WHAT TO WORK ON
Copy out the data exactly, leaving the pictures behind.

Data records
= = = = = = =
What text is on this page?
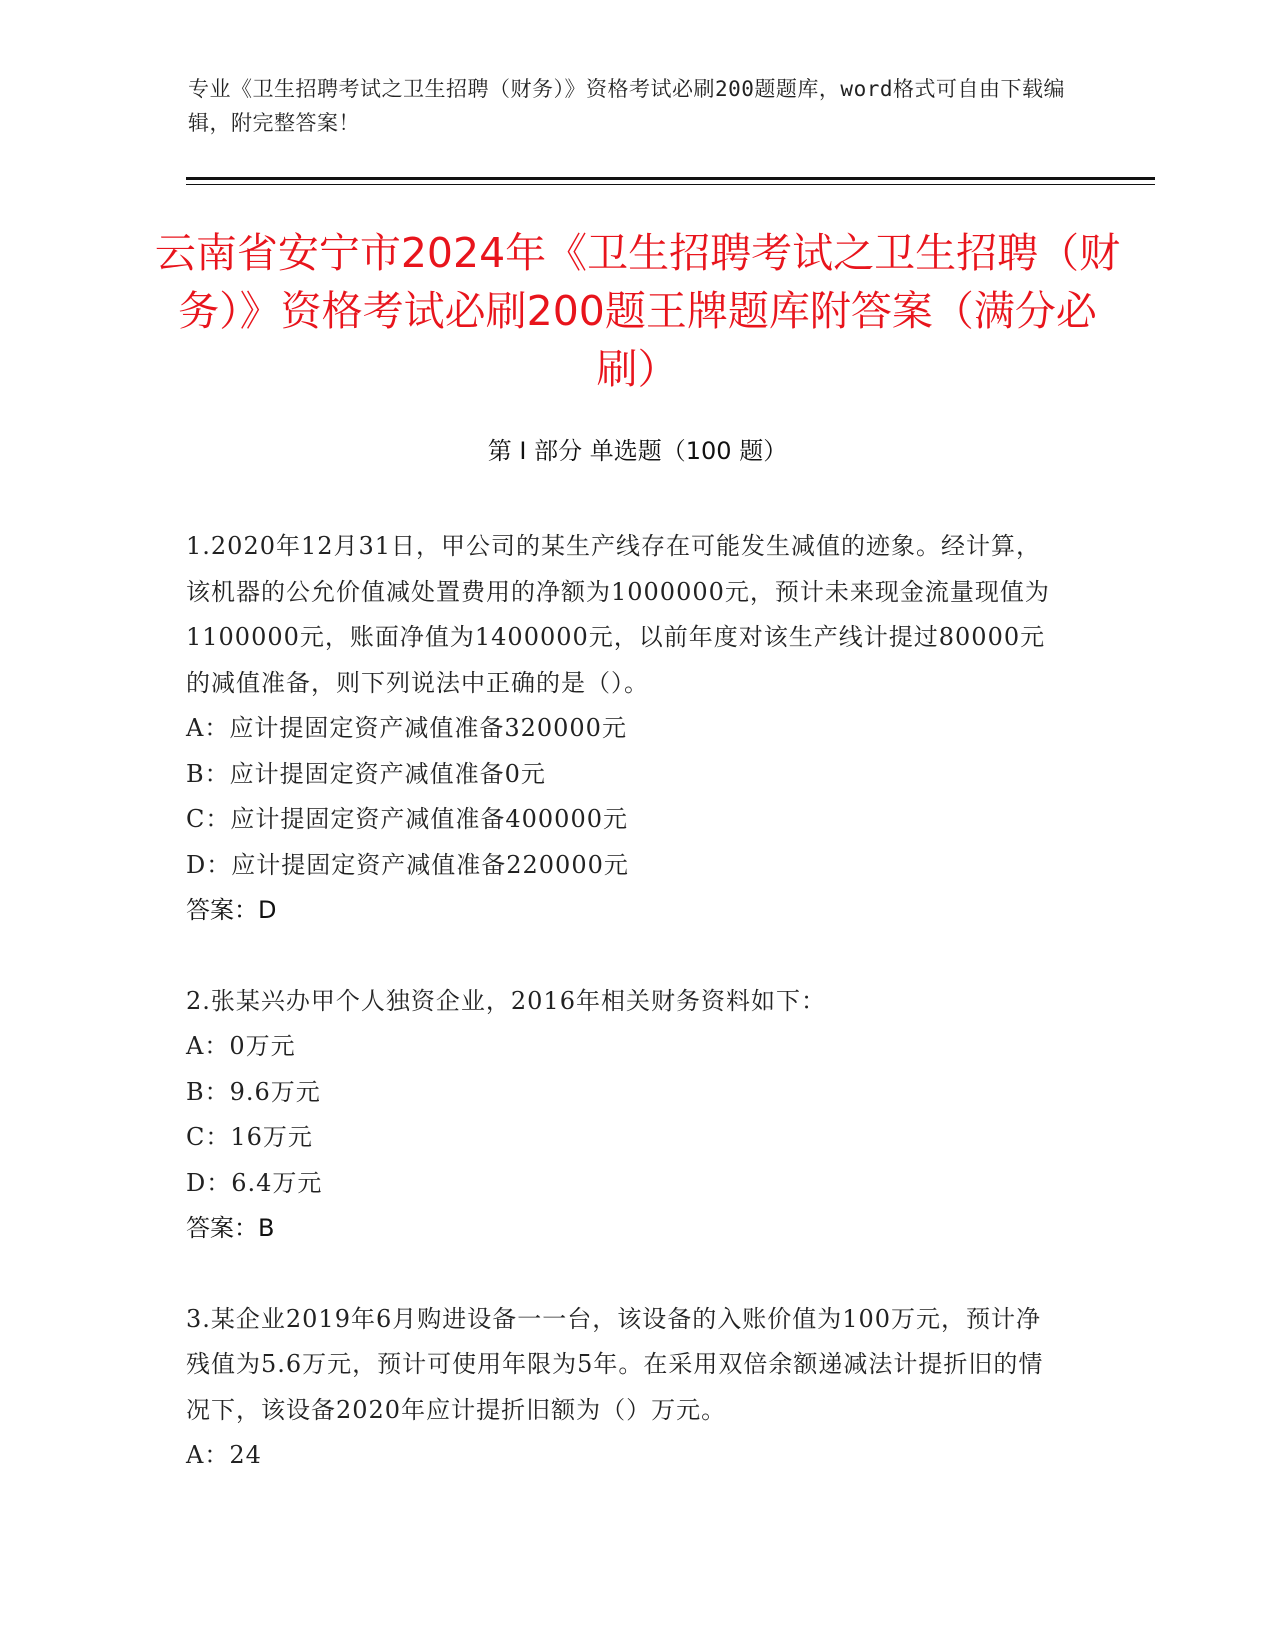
专业《卫生招聘考试之卫生招聘（财务）》资格考试必刷200题题库，word格式可自由下载编辑，附完整答案！
云南省安宁市2024年《卫生招聘考试之卫生招聘（财务）》资格考试必刷200题王牌题库附答案（满分必刷）
第 I 部分 单选题（100 题）
1.2020年12月31日，甲公司的某生产线存在可能发生减值的迹象。经计算，该机器的公允价值减处置费用的净额为1000000元，预计未来现金流量现值为1100000元，账面净值为1400000元，以前年度对该生产线计提过80000元的减值准备，则下列说法中正确的是（）。
A：应计提固定资产减值准备320000元
B：应计提固定资产减值准备0元
C：应计提固定资产减值准备400000元
D：应计提固定资产减值准备220000元
答案：D
2.张某兴办甲个人独资企业，2016年相关财务资料如下：
A：0万元
B：9.6万元
C：16万元
D：6.4万元
答案：B
3.某企业2019年6月购进设备一一台，该设备的入账价值为100万元，预计净残值为5.6万元，预计可使用年限为5年。在采用双倍余额递减法计提折旧的情况下，该设备2020年应计提折旧额为（）万元。
A：24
= = = = = = =
ANSWER FOR THIS EXERCISE
What text is on this page?
专业《卫生招聘考试之卫生招聘（财务）》资格考试必刷200题题库，word格式可自由下载编辑，附完整答案！
云南省安宁市2024年《卫生招聘考试之卫生招聘（财务）》资格考试必刷200题王牌题库附答案（满分必刷）
第 I 部分 单选题（100 题）
1.2020年12月31日，甲公司的某生产线存在可能发生减值的迹象。经计算，该机器的公允价值减处置费用的净额为1000000元，预计未来现金流量现值为1100000元，账面净值为1400000元，以前年度对该生产线计提过80000元的减值准备，则下列说法中正确的是（）。
A：应计提固定资产减值准备320000元
B：应计提固定资产减值准备0元
C：应计提固定资产减值准备400000元
D：应计提固定资产减值准备220000元
答案：D
2.张某兴办甲个人独资企业，2016年相关财务资料如下：
A：0万元
B：9.6万元
C：16万元
D：6.4万元
答案：B
3.某企业2019年6月购进设备一一台，该设备的入账价值为100万元，预计净残值为5.6万元，预计可使用年限为5年。在采用双倍余额递减法计提折旧的情况下，该设备2020年应计提折旧额为（）万元。
A：24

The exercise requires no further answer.